• _Data in this exercise_
%%

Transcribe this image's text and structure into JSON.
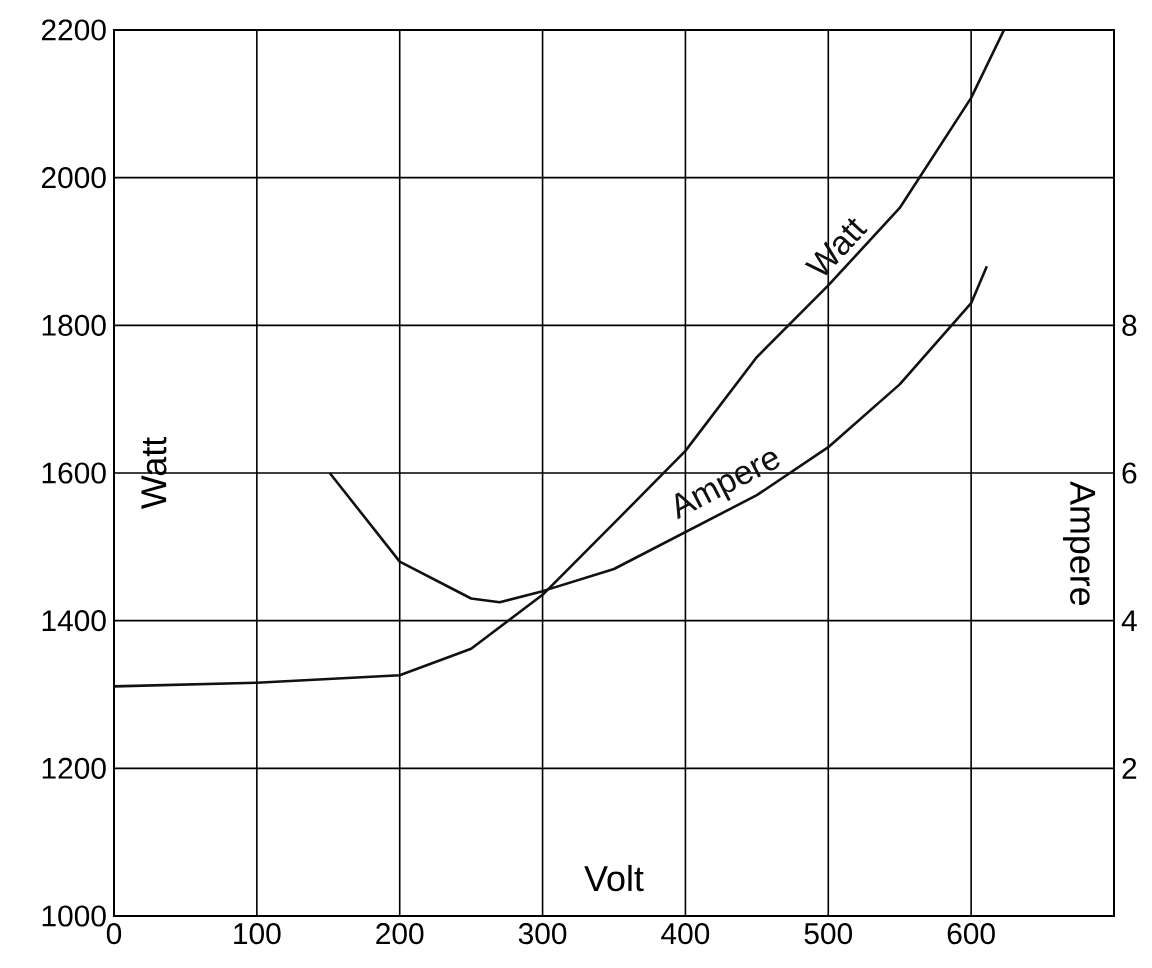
{
  "chart_data": {
    "type": "line",
    "xlabel": "Volt",
    "ylabel": "Watt",
    "y2label": "Ampere",
    "x": [
      0,
      100,
      200,
      250,
      300,
      350,
      400,
      450,
      500,
      550,
      600,
      623
    ],
    "series": [
      {
        "name": "Watt",
        "color": "#111111",
        "values": [
          1311,
          1316,
          1326,
          1362,
          1435,
          1532,
          1630,
          1757,
          1854,
          1959,
          2108,
          2200
        ]
      },
      {
        "name": "Ampere",
        "color": "#111111",
        "axis": "y2",
        "x": [
          151,
          200,
          250,
          270,
          300,
          350,
          400,
          450,
          500,
          550,
          600,
          611
        ],
        "values": [
          6.0,
          4.8,
          4.3,
          4.25,
          4.4,
          4.7,
          5.2,
          5.7,
          6.35,
          7.2,
          8.3,
          8.8
        ]
      }
    ],
    "xlim": [
      0,
      700
    ],
    "xticks": [
      0,
      100,
      200,
      300,
      400,
      500,
      600
    ],
    "ylim": [
      1000,
      2200
    ],
    "yticks": [
      1000,
      1200,
      1400,
      1600,
      1800,
      2000,
      2200
    ],
    "y2lim": [
      0,
      12
    ],
    "y2ticks": [
      2,
      4,
      6,
      8
    ],
    "grid": true,
    "marker": "none",
    "line_style": "solid"
  }
}
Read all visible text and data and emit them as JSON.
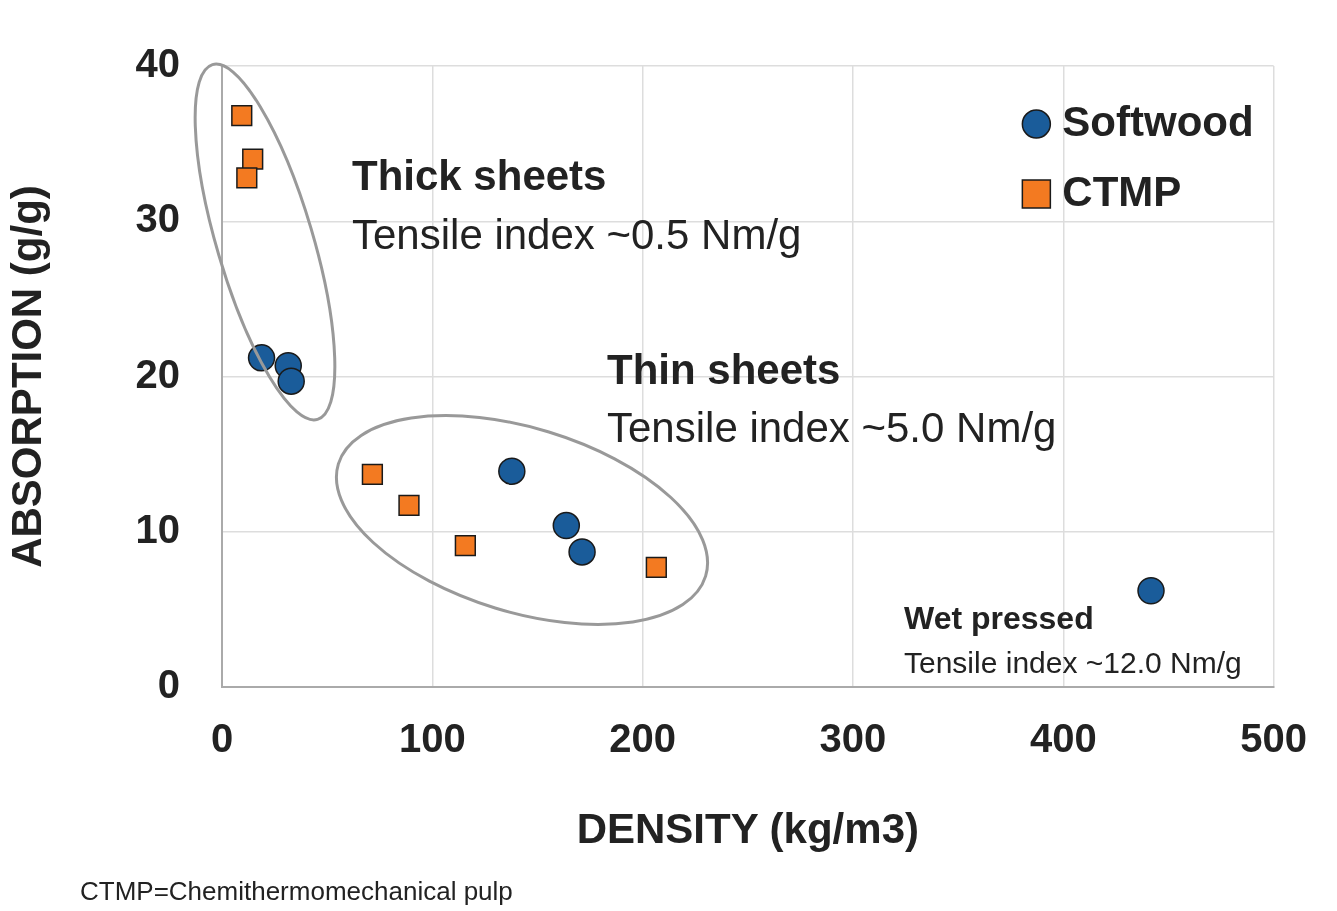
{
  "chart_data": {
    "type": "scatter",
    "xlabel": "DENSITY (kg/m3)",
    "ylabel": "ABSORPTION (g/g)",
    "xlim": [
      0,
      500
    ],
    "xticks": [
      0,
      100,
      200,
      300,
      400,
      500
    ],
    "ylim": [
      0,
      40
    ],
    "yticks": [
      0,
      10,
      20,
      30,
      40
    ],
    "grid": true,
    "legend": "top right",
    "series": [
      {
        "name": "Softwood",
        "color": "#1a5c9a",
        "marker": "circle",
        "x": [
          18.8,
          31.5,
          32.9,
          137.8,
          163.7,
          171.2,
          441.7
        ],
        "values": [
          21.2,
          20.7,
          19.7,
          13.9,
          10.4,
          8.7,
          6.2
        ]
      },
      {
        "name": "CTMP",
        "color": "#f37a21",
        "marker": "square",
        "x": [
          9.4,
          14.6,
          11.8,
          71.5,
          88.9,
          115.7,
          206.5
        ],
        "values": [
          36.8,
          34.0,
          32.8,
          13.7,
          11.7,
          9.1,
          7.7
        ]
      }
    ],
    "annotations": [
      "Thick sheets",
      "Tensile index ~0.5 Nm/g",
      "Thin sheets",
      "Tensile index ~5.0 Nm/g",
      "Wet pressed",
      "Tensile index ~12.0 Nm/g",
      "CTMP=Chemithermomechanical pulp"
    ]
  }
}
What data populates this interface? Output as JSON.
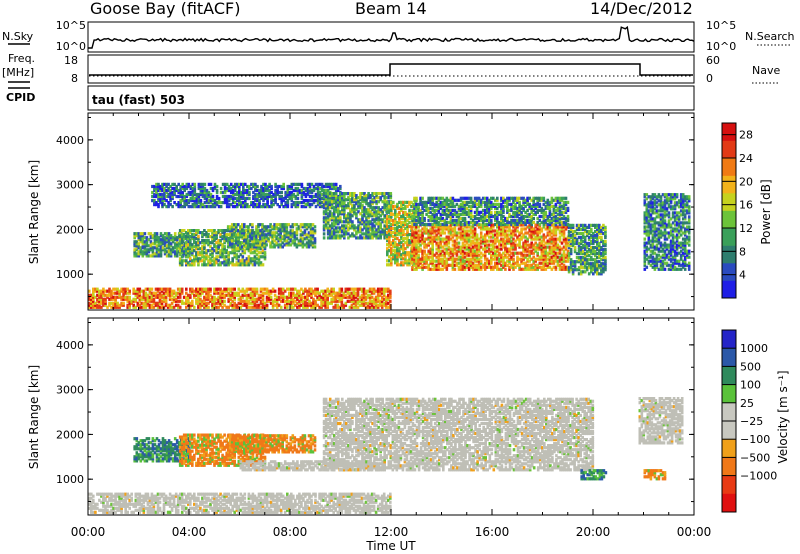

%%

• _Exercise instructions_
Reproduce every line exactly and omit all pictures.

• _The completed task_
Transcribe this image's text and structure into JSON.
{
  "chart_data": {
    "type": "line",
    "xlabel": "Volt",
    "ylabel": "Watt",
    "y2label": "Ampere",
    "x": [
      0,
      100,
      200,
      250,
      300,
      350,
      400,
      450,
      500,
      550,
      600,
      623
    ],
    "series": [
      {
        "name": "Watt",
        "color": "#111111",
        "values": [
          1311,
          1316,
          1326,
          1362,
          1435,
          1532,
          1630,
          1757,
          1854,
          1959,
          2108,
          2200
        ]
      },
      {
        "name": "Ampere",
        "color": "#111111",
        "axis": "y2",
        "x": [
          151,
          200,
          250,
          270,
          300,
          350,
          400,
          450,
          500,
          550,
          600,
          611
        ],
        "values": [
          6.0,
          4.8,
          4.3,
          4.25,
          4.4,
          4.7,
          5.2,
          5.7,
          6.35,
          7.2,
          8.3,
          8.8
        ]
      }
    ],
    "xlim": [
      0,
      700
    ],
    "xticks": [
      0,
      100,
      200,
      300,
      400,
      500,
      600
    ],
    "ylim": [
      1000,
      2200
    ],
    "yticks": [
      1000,
      1200,
      1400,
      1600,
      1800,
      2000,
      2200
    ],
    "y2lim": [
      0,
      12
    ],
    "y2ticks": [
      2,
      4,
      6,
      8
    ],
    "grid": true,
    "marker": "none",
    "line_style": "solid"
  }
}
Read all visible text and data and emit them as JSON.
{
  "chart_data": {
    "type": "scatter",
    "xlabel": "DENSITY (kg/m3)",
    "ylabel": "ABSORPTION (g/g)",
    "xlim": [
      0,
      500
    ],
    "xticks": [
      0,
      100,
      200,
      300,
      400,
      500
    ],
    "ylim": [
      0,
      40
    ],
    "yticks": [
      0,
      10,
      20,
      30,
      40
    ],
    "grid": true,
    "legend": "top right",
    "series": [
      {
        "name": "Softwood",
        "color": "#1a5c9a",
        "marker": "circle",
        "x": [
          18.8,
          31.5,
          32.9,
          137.8,
          163.7,
          171.2,
          441.7
        ],
        "values": [
          21.2,
          20.7,
          19.7,
          13.9,
          10.4,
          8.7,
          6.2
        ]
      },
      {
        "name": "CTMP",
        "color": "#f37a21",
        "marker": "square",
        "x": [
          9.4,
          14.6,
          11.8,
          71.5,
          88.9,
          115.7,
          206.5
        ],
        "values": [
          36.8,
          34.0,
          32.8,
          13.7,
          11.7,
          9.1,
          7.7
        ]
      }
    ],
    "annotations": [
      "Thick sheets",
      "Tensile index ~0.5 Nm/g",
      "Thin sheets",
      "Tensile index ~5.0 Nm/g",
      "Wet pressed",
      "Tensile index ~12.0 Nm/g",
      "CTMP=Chemithermomechanical pulp"
    ]
  }
}
What data populates this interface? Output as JSON.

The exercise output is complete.